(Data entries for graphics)
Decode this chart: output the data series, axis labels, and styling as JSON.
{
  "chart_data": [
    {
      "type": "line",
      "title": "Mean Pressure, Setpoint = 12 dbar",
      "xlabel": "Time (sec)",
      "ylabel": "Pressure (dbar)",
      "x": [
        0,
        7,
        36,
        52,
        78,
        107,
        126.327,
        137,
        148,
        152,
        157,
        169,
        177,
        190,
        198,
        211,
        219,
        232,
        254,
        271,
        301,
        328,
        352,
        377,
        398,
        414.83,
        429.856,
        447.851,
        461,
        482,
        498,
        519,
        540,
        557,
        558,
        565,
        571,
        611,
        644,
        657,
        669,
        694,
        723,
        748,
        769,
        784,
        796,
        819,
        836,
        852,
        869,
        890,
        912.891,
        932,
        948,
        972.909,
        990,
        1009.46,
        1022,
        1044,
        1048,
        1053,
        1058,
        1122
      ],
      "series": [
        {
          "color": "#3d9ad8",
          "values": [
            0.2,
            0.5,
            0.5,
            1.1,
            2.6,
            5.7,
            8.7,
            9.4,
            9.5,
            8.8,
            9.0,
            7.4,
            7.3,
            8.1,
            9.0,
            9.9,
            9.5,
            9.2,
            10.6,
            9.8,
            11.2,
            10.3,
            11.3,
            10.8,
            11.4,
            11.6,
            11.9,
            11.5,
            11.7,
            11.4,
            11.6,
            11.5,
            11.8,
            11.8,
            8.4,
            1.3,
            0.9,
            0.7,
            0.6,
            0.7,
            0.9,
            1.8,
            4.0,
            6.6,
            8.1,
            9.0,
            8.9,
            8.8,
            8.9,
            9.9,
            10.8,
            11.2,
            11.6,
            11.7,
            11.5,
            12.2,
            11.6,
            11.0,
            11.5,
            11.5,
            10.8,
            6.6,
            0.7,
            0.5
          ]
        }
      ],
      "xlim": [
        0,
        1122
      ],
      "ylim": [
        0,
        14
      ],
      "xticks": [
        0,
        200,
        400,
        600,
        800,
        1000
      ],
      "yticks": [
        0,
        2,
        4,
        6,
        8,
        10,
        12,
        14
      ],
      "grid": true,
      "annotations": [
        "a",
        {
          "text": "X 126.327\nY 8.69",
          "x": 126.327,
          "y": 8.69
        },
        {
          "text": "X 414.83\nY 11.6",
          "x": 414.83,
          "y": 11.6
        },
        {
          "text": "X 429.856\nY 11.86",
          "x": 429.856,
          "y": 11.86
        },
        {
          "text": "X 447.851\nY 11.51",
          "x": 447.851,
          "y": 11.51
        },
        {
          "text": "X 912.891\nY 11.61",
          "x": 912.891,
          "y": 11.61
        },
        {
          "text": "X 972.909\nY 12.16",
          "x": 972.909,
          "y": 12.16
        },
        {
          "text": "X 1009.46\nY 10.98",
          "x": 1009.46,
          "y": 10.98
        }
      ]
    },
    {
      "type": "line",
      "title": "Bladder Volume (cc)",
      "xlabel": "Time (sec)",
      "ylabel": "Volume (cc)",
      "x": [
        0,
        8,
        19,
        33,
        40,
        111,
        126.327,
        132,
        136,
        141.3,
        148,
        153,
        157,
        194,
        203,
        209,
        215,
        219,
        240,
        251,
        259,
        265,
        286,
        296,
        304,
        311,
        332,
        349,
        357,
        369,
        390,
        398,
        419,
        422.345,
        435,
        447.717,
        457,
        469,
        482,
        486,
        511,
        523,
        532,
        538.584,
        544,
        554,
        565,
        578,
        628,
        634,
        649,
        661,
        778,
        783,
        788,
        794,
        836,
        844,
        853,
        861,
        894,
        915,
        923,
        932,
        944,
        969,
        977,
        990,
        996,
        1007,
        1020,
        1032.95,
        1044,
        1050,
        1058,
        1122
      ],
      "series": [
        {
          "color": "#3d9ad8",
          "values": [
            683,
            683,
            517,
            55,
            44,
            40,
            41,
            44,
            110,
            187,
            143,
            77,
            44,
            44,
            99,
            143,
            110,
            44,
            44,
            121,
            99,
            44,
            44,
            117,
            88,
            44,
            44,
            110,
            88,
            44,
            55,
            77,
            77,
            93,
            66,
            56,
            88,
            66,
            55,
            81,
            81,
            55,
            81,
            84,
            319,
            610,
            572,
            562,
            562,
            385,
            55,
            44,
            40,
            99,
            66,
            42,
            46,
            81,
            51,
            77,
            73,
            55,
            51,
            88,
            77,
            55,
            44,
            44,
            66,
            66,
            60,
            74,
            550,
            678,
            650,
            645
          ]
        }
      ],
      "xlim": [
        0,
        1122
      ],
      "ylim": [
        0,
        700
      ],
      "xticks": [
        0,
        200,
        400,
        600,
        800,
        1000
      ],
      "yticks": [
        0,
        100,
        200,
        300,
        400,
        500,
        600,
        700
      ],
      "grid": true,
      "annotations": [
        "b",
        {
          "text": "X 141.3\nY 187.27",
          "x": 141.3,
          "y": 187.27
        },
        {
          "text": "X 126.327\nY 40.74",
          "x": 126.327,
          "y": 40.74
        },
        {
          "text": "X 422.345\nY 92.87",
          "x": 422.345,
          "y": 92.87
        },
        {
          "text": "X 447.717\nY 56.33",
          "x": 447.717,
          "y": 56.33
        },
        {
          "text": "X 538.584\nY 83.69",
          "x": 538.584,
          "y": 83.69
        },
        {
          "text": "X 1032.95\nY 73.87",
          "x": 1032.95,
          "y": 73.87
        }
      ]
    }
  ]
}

> [Work to be completed] Quote each line above in full, word for word.

> [Final answer]
Decode this chart: output the data series, axis labels, and styling as JSON.
{
  "chart_data": [
    {
      "type": "line",
      "title": "Mean Pressure, Setpoint = 12 dbar",
      "xlabel": "Time (sec)",
      "ylabel": "Pressure (dbar)",
      "x": [
        0,
        7,
        36,
        52,
        78,
        107,
        126.327,
        137,
        148,
        152,
        157,
        169,
        177,
        190,
        198,
        211,
        219,
        232,
        254,
        271,
        301,
        328,
        352,
        377,
        398,
        414.83,
        429.856,
        447.851,
        461,
        482,
        498,
        519,
        540,
        557,
        558,
        565,
        571,
        611,
        644,
        657,
        669,
        694,
        723,
        748,
        769,
        784,
        796,
        819,
        836,
        852,
        869,
        890,
        912.891,
        932,
        948,
        972.909,
        990,
        1009.46,
        1022,
        1044,
        1048,
        1053,
        1058,
        1122
      ],
      "series": [
        {
          "color": "#3d9ad8",
          "values": [
            0.2,
            0.5,
            0.5,
            1.1,
            2.6,
            5.7,
            8.7,
            9.4,
            9.5,
            8.8,
            9.0,
            7.4,
            7.3,
            8.1,
            9.0,
            9.9,
            9.5,
            9.2,
            10.6,
            9.8,
            11.2,
            10.3,
            11.3,
            10.8,
            11.4,
            11.6,
            11.9,
            11.5,
            11.7,
            11.4,
            11.6,
            11.5,
            11.8,
            11.8,
            8.4,
            1.3,
            0.9,
            0.7,
            0.6,
            0.7,
            0.9,
            1.8,
            4.0,
            6.6,
            8.1,
            9.0,
            8.9,
            8.8,
            8.9,
            9.9,
            10.8,
            11.2,
            11.6,
            11.7,
            11.5,
            12.2,
            11.6,
            11.0,
            11.5,
            11.5,
            10.8,
            6.6,
            0.7,
            0.5
          ]
        }
      ],
      "xlim": [
        0,
        1122
      ],
      "ylim": [
        0,
        14
      ],
      "xticks": [
        0,
        200,
        400,
        600,
        800,
        1000
      ],
      "yticks": [
        0,
        2,
        4,
        6,
        8,
        10,
        12,
        14
      ],
      "grid": true,
      "annotations": [
        "a",
        {
          "text": "X 126.327\nY 8.69",
          "x": 126.327,
          "y": 8.69
        },
        {
          "text": "X 414.83\nY 11.6",
          "x": 414.83,
          "y": 11.6
        },
        {
          "text": "X 429.856\nY 11.86",
          "x": 429.856,
          "y": 11.86
        },
        {
          "text": "X 447.851\nY 11.51",
          "x": 447.851,
          "y": 11.51
        },
        {
          "text": "X 912.891\nY 11.61",
          "x": 912.891,
          "y": 11.61
        },
        {
          "text": "X 972.909\nY 12.16",
          "x": 972.909,
          "y": 12.16
        },
        {
          "text": "X 1009.46\nY 10.98",
          "x": 1009.46,
          "y": 10.98
        }
      ]
    },
    {
      "type": "line",
      "title": "Bladder Volume (cc)",
      "xlabel": "Time (sec)",
      "ylabel": "Volume (cc)",
      "x": [
        0,
        8,
        19,
        33,
        40,
        111,
        126.327,
        132,
        136,
        141.3,
        148,
        153,
        157,
        194,
        203,
        209,
        215,
        219,
        240,
        251,
        259,
        265,
        286,
        296,
        304,
        311,
        332,
        349,
        357,
        369,
        390,
        398,
        419,
        422.345,
        435,
        447.717,
        457,
        469,
        482,
        486,
        511,
        523,
        532,
        538.584,
        544,
        554,
        565,
        578,
        628,
        634,
        649,
        661,
        778,
        783,
        788,
        794,
        836,
        844,
        853,
        861,
        894,
        915,
        923,
        932,
        944,
        969,
        977,
        990,
        996,
        1007,
        1020,
        1032.95,
        1044,
        1050,
        1058,
        1122
      ],
      "series": [
        {
          "color": "#3d9ad8",
          "values": [
            683,
            683,
            517,
            55,
            44,
            40,
            41,
            44,
            110,
            187,
            143,
            77,
            44,
            44,
            99,
            143,
            110,
            44,
            44,
            121,
            99,
            44,
            44,
            117,
            88,
            44,
            44,
            110,
            88,
            44,
            55,
            77,
            77,
            93,
            66,
            56,
            88,
            66,
            55,
            81,
            81,
            55,
            81,
            84,
            319,
            610,
            572,
            562,
            562,
            385,
            55,
            44,
            40,
            99,
            66,
            42,
            46,
            81,
            51,
            77,
            73,
            55,
            51,
            88,
            77,
            55,
            44,
            44,
            66,
            66,
            60,
            74,
            550,
            678,
            650,
            645
          ]
        }
      ],
      "xlim": [
        0,
        1122
      ],
      "ylim": [
        0,
        700
      ],
      "xticks": [
        0,
        200,
        400,
        600,
        800,
        1000
      ],
      "yticks": [
        0,
        100,
        200,
        300,
        400,
        500,
        600,
        700
      ],
      "grid": true,
      "annotations": [
        "b",
        {
          "text": "X 141.3\nY 187.27",
          "x": 141.3,
          "y": 187.27
        },
        {
          "text": "X 126.327\nY 40.74",
          "x": 126.327,
          "y": 40.74
        },
        {
          "text": "X 422.345\nY 92.87",
          "x": 422.345,
          "y": 92.87
        },
        {
          "text": "X 447.717\nY 56.33",
          "x": 447.717,
          "y": 56.33
        },
        {
          "text": "X 538.584\nY 83.69",
          "x": 538.584,
          "y": 83.69
        },
        {
          "text": "X 1032.95\nY 73.87",
          "x": 1032.95,
          "y": 73.87
        }
      ]
    }
  ]
}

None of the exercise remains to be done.